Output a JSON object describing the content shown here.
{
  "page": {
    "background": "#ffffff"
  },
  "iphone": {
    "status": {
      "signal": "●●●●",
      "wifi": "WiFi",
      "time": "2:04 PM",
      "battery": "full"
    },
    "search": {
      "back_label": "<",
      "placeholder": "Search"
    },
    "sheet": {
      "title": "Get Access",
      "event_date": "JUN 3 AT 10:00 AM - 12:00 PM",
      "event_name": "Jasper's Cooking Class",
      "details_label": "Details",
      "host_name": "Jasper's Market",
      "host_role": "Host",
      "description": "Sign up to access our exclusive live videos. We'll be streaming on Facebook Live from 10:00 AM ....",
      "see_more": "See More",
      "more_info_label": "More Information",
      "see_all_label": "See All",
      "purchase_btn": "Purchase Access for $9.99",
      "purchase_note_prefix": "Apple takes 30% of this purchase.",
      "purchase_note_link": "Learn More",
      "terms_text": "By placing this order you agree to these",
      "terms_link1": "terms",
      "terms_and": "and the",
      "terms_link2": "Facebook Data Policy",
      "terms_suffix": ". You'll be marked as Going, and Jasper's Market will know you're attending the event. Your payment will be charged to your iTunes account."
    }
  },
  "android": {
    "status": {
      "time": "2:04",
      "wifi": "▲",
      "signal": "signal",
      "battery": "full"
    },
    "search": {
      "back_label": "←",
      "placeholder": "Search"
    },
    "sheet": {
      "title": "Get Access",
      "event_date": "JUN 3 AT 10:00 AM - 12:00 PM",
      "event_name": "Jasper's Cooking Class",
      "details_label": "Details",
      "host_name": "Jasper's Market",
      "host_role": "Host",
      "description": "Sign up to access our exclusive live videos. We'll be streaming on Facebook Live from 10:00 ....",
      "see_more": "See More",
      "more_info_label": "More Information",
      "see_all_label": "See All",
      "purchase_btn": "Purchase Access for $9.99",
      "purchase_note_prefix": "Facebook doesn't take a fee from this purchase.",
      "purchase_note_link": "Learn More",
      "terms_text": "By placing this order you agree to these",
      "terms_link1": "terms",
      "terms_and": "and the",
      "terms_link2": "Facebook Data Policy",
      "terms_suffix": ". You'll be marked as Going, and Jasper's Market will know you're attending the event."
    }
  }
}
= = = = =
[Task instructions]
Check each line above for the word "Going", and copy the lines where it appears.

[Exercise result]
      "terms_suffix": ". You'll be marked as Going, and Jasper's Market will know you're attending the event. Your payment will be charged to your iTunes account."
      "terms_suffix": ". You'll be marked as Going, and Jasper's Market will know you're attending the event."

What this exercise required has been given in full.